* _GOAL OF THE EXERCISE_:
Set the listing down again exactly, please, apart from its pictures.
begin RECORDS SUPPLIED
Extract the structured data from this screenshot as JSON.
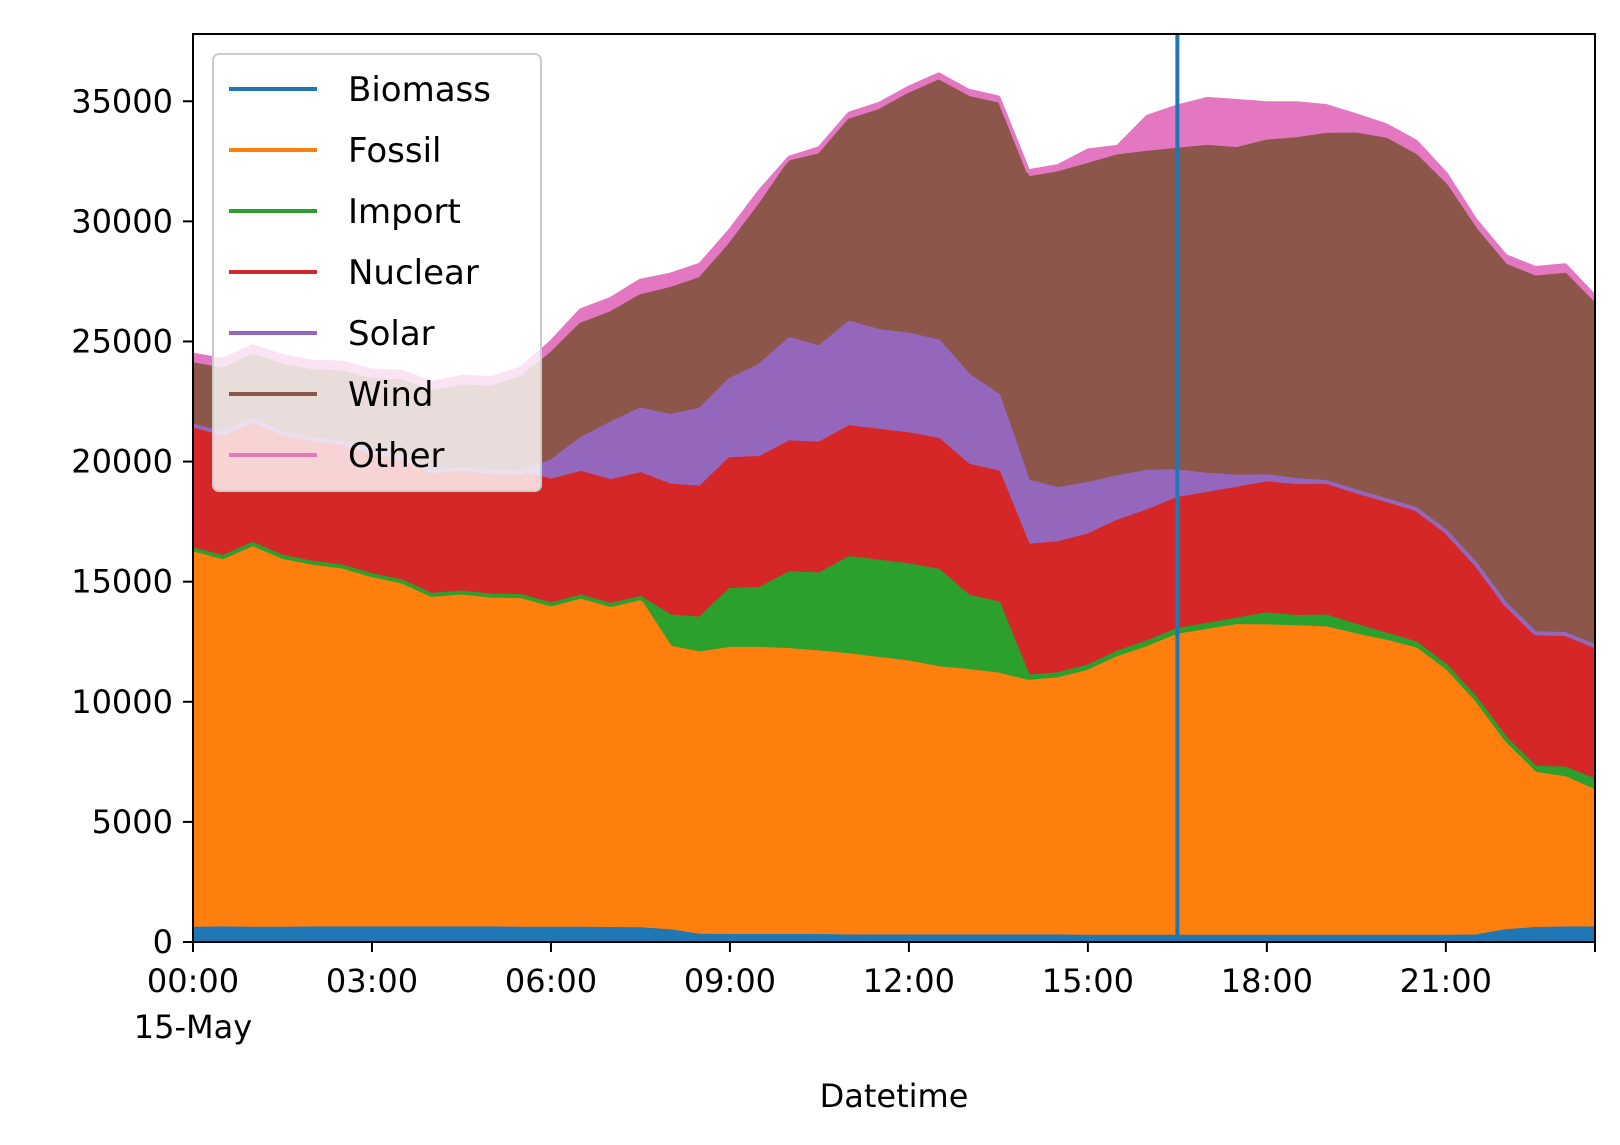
{
  "chart_data": {
    "type": "area",
    "stacked": true,
    "title": "",
    "xlabel": "Datetime",
    "ylabel": "",
    "x_unit_note": "hours of 15-May",
    "xlim": [
      0,
      23.5
    ],
    "ylim": [
      0,
      37800
    ],
    "x": [
      0,
      0.5,
      1,
      1.5,
      2,
      2.5,
      3,
      3.5,
      4,
      4.5,
      5,
      5.5,
      6,
      6.5,
      7,
      7.5,
      8,
      8.5,
      9,
      9.5,
      10,
      10.5,
      11,
      11.5,
      12,
      12.5,
      13,
      13.5,
      14,
      14.5,
      15,
      15.5,
      16,
      16.5,
      17,
      17.5,
      18,
      18.5,
      19,
      19.5,
      20,
      20.5,
      21,
      21.5,
      22,
      22.5,
      23,
      23.5
    ],
    "series": [
      {
        "name": "Biomass",
        "color": "#1f77b4",
        "values": [
          550,
          560,
          550,
          550,
          560,
          560,
          560,
          560,
          560,
          560,
          560,
          550,
          550,
          550,
          540,
          530,
          450,
          260,
          250,
          250,
          250,
          250,
          230,
          230,
          230,
          230,
          230,
          230,
          230,
          230,
          220,
          220,
          220,
          220,
          220,
          220,
          220,
          220,
          220,
          220,
          220,
          220,
          220,
          230,
          450,
          540,
          560,
          560
        ]
      },
      {
        "name": "Fossil",
        "color": "#ff7f0e",
        "values": [
          15650,
          15310,
          15870,
          15330,
          15080,
          14920,
          14560,
          14300,
          13740,
          13840,
          13710,
          13700,
          13350,
          13680,
          13340,
          13640,
          11800,
          11750,
          11950,
          11950,
          11900,
          11800,
          11700,
          11550,
          11400,
          11170,
          11050,
          10900,
          10600,
          10700,
          11030,
          11600,
          12020,
          12530,
          12730,
          12930,
          12920,
          12880,
          12830,
          12540,
          12280,
          11960,
          11020,
          9660,
          7770,
          6460,
          6260,
          5710
        ]
      },
      {
        "name": "Import",
        "color": "#2ca02c",
        "values": [
          150,
          150,
          150,
          150,
          150,
          150,
          150,
          150,
          150,
          150,
          150,
          150,
          150,
          150,
          150,
          150,
          1300,
          1450,
          2450,
          2500,
          3200,
          3250,
          4050,
          4050,
          4050,
          4050,
          3100,
          2970,
          220,
          220,
          220,
          230,
          240,
          240,
          250,
          270,
          500,
          430,
          500,
          400,
          300,
          250,
          250,
          250,
          250,
          250,
          400,
          450
        ]
      },
      {
        "name": "Nuclear",
        "color": "#d62728",
        "values": [
          5150,
          5150,
          5150,
          5150,
          5150,
          5150,
          5150,
          5150,
          5150,
          5150,
          5150,
          5150,
          5150,
          5150,
          5150,
          5150,
          5450,
          5450,
          5450,
          5450,
          5450,
          5450,
          5450,
          5450,
          5450,
          5450,
          5450,
          5450,
          5450,
          5450,
          5450,
          5450,
          5450,
          5450,
          5450,
          5450,
          5450,
          5450,
          5450,
          5450,
          5450,
          5450,
          5450,
          5450,
          5450,
          5450,
          5450,
          5450
        ]
      },
      {
        "name": "Solar",
        "color": "#9467bd",
        "values": [
          0,
          0,
          0,
          0,
          0,
          0,
          0,
          0,
          0,
          0,
          0,
          0,
          800,
          1400,
          2400,
          2700,
          2900,
          3250,
          3300,
          3850,
          4300,
          4000,
          4350,
          4150,
          4150,
          4100,
          3750,
          3200,
          2670,
          2250,
          2150,
          1850,
          1650,
          1150,
          800,
          500,
          300,
          250,
          150,
          150,
          150,
          150,
          150,
          150,
          150,
          150,
          150,
          150
        ]
      },
      {
        "name": "Wind",
        "color": "#8c564b",
        "values": [
          2550,
          2660,
          2680,
          2810,
          2820,
          2940,
          2970,
          3180,
          3280,
          3430,
          3510,
          3930,
          4470,
          4770,
          4590,
          4710,
          5280,
          5440,
          5610,
          6660,
          7360,
          8000,
          8410,
          9160,
          9990,
          10820,
          11560,
          12110,
          12620,
          13150,
          13280,
          13360,
          13280,
          13390,
          13650,
          13640,
          13930,
          14190,
          14450,
          14850,
          15000,
          14690,
          14390,
          13900,
          14090,
          14810,
          14950,
          14190
        ]
      },
      {
        "name": "Other",
        "color": "#e377c2",
        "values": [
          400,
          400,
          400,
          400,
          400,
          400,
          400,
          400,
          400,
          400,
          400,
          400,
          500,
          600,
          600,
          650,
          600,
          600,
          600,
          600,
          200,
          300,
          300,
          300,
          300,
          300,
          300,
          300,
          300,
          300,
          600,
          400,
          1500,
          1800,
          2000,
          2000,
          1600,
          1500,
          1200,
          800,
          600,
          600,
          500,
          400,
          400,
          400,
          400,
          350
        ]
      }
    ],
    "vertical_line": {
      "x": 16.5,
      "color": "#1f77b4"
    },
    "x_ticks": [
      {
        "x": 0,
        "label": "00:00",
        "sublabel": "15-May"
      },
      {
        "x": 3,
        "label": "03:00"
      },
      {
        "x": 6,
        "label": "06:00"
      },
      {
        "x": 9,
        "label": "09:00"
      },
      {
        "x": 12,
        "label": "12:00"
      },
      {
        "x": 15,
        "label": "15:00"
      },
      {
        "x": 18,
        "label": "18:00"
      },
      {
        "x": 21,
        "label": "21:00"
      }
    ],
    "y_ticks": [
      {
        "y": 0,
        "label": "0"
      },
      {
        "y": 5000,
        "label": "5000"
      },
      {
        "y": 10000,
        "label": "10000"
      },
      {
        "y": 15000,
        "label": "15000"
      },
      {
        "y": 20000,
        "label": "20000"
      },
      {
        "y": 25000,
        "label": "25000"
      },
      {
        "y": 30000,
        "label": "30000"
      },
      {
        "y": 35000,
        "label": "35000"
      }
    ],
    "grid": false,
    "legend": {
      "position": "top-left"
    }
  }
}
end RECORDS SUPPLIED
* _CORRECT ANSWER_:
Extract the structured data from this screenshot as JSON.
{
  "chart_data": {
    "type": "area",
    "stacked": true,
    "title": "",
    "xlabel": "Datetime",
    "ylabel": "",
    "x_unit_note": "hours of 15-May",
    "xlim": [
      0,
      23.5
    ],
    "ylim": [
      0,
      37800
    ],
    "x": [
      0,
      0.5,
      1,
      1.5,
      2,
      2.5,
      3,
      3.5,
      4,
      4.5,
      5,
      5.5,
      6,
      6.5,
      7,
      7.5,
      8,
      8.5,
      9,
      9.5,
      10,
      10.5,
      11,
      11.5,
      12,
      12.5,
      13,
      13.5,
      14,
      14.5,
      15,
      15.5,
      16,
      16.5,
      17,
      17.5,
      18,
      18.5,
      19,
      19.5,
      20,
      20.5,
      21,
      21.5,
      22,
      22.5,
      23,
      23.5
    ],
    "series": [
      {
        "name": "Biomass",
        "color": "#1f77b4",
        "values": [
          550,
          560,
          550,
          550,
          560,
          560,
          560,
          560,
          560,
          560,
          560,
          550,
          550,
          550,
          540,
          530,
          450,
          260,
          250,
          250,
          250,
          250,
          230,
          230,
          230,
          230,
          230,
          230,
          230,
          230,
          220,
          220,
          220,
          220,
          220,
          220,
          220,
          220,
          220,
          220,
          220,
          220,
          220,
          230,
          450,
          540,
          560,
          560
        ]
      },
      {
        "name": "Fossil",
        "color": "#ff7f0e",
        "values": [
          15650,
          15310,
          15870,
          15330,
          15080,
          14920,
          14560,
          14300,
          13740,
          13840,
          13710,
          13700,
          13350,
          13680,
          13340,
          13640,
          11800,
          11750,
          11950,
          11950,
          11900,
          11800,
          11700,
          11550,
          11400,
          11170,
          11050,
          10900,
          10600,
          10700,
          11030,
          11600,
          12020,
          12530,
          12730,
          12930,
          12920,
          12880,
          12830,
          12540,
          12280,
          11960,
          11020,
          9660,
          7770,
          6460,
          6260,
          5710
        ]
      },
      {
        "name": "Import",
        "color": "#2ca02c",
        "values": [
          150,
          150,
          150,
          150,
          150,
          150,
          150,
          150,
          150,
          150,
          150,
          150,
          150,
          150,
          150,
          150,
          1300,
          1450,
          2450,
          2500,
          3200,
          3250,
          4050,
          4050,
          4050,
          4050,
          3100,
          2970,
          220,
          220,
          220,
          230,
          240,
          240,
          250,
          270,
          500,
          430,
          500,
          400,
          300,
          250,
          250,
          250,
          250,
          250,
          400,
          450
        ]
      },
      {
        "name": "Nuclear",
        "color": "#d62728",
        "values": [
          5150,
          5150,
          5150,
          5150,
          5150,
          5150,
          5150,
          5150,
          5150,
          5150,
          5150,
          5150,
          5150,
          5150,
          5150,
          5150,
          5450,
          5450,
          5450,
          5450,
          5450,
          5450,
          5450,
          5450,
          5450,
          5450,
          5450,
          5450,
          5450,
          5450,
          5450,
          5450,
          5450,
          5450,
          5450,
          5450,
          5450,
          5450,
          5450,
          5450,
          5450,
          5450,
          5450,
          5450,
          5450,
          5450,
          5450,
          5450
        ]
      },
      {
        "name": "Solar",
        "color": "#9467bd",
        "values": [
          0,
          0,
          0,
          0,
          0,
          0,
          0,
          0,
          0,
          0,
          0,
          0,
          800,
          1400,
          2400,
          2700,
          2900,
          3250,
          3300,
          3850,
          4300,
          4000,
          4350,
          4150,
          4150,
          4100,
          3750,
          3200,
          2670,
          2250,
          2150,
          1850,
          1650,
          1150,
          800,
          500,
          300,
          250,
          150,
          150,
          150,
          150,
          150,
          150,
          150,
          150,
          150,
          150
        ]
      },
      {
        "name": "Wind",
        "color": "#8c564b",
        "values": [
          2550,
          2660,
          2680,
          2810,
          2820,
          2940,
          2970,
          3180,
          3280,
          3430,
          3510,
          3930,
          4470,
          4770,
          4590,
          4710,
          5280,
          5440,
          5610,
          6660,
          7360,
          8000,
          8410,
          9160,
          9990,
          10820,
          11560,
          12110,
          12620,
          13150,
          13280,
          13360,
          13280,
          13390,
          13650,
          13640,
          13930,
          14190,
          14450,
          14850,
          15000,
          14690,
          14390,
          13900,
          14090,
          14810,
          14950,
          14190
        ]
      },
      {
        "name": "Other",
        "color": "#e377c2",
        "values": [
          400,
          400,
          400,
          400,
          400,
          400,
          400,
          400,
          400,
          400,
          400,
          400,
          500,
          600,
          600,
          650,
          600,
          600,
          600,
          600,
          200,
          300,
          300,
          300,
          300,
          300,
          300,
          300,
          300,
          300,
          600,
          400,
          1500,
          1800,
          2000,
          2000,
          1600,
          1500,
          1200,
          800,
          600,
          600,
          500,
          400,
          400,
          400,
          400,
          350
        ]
      }
    ],
    "vertical_line": {
      "x": 16.5,
      "color": "#1f77b4"
    },
    "x_ticks": [
      {
        "x": 0,
        "label": "00:00",
        "sublabel": "15-May"
      },
      {
        "x": 3,
        "label": "03:00"
      },
      {
        "x": 6,
        "label": "06:00"
      },
      {
        "x": 9,
        "label": "09:00"
      },
      {
        "x": 12,
        "label": "12:00"
      },
      {
        "x": 15,
        "label": "15:00"
      },
      {
        "x": 18,
        "label": "18:00"
      },
      {
        "x": 21,
        "label": "21:00"
      }
    ],
    "y_ticks": [
      {
        "y": 0,
        "label": "0"
      },
      {
        "y": 5000,
        "label": "5000"
      },
      {
        "y": 10000,
        "label": "10000"
      },
      {
        "y": 15000,
        "label": "15000"
      },
      {
        "y": 20000,
        "label": "20000"
      },
      {
        "y": 25000,
        "label": "25000"
      },
      {
        "y": 30000,
        "label": "30000"
      },
      {
        "y": 35000,
        "label": "35000"
      }
    ],
    "grid": false,
    "legend": {
      "position": "top-left"
    }
  }
}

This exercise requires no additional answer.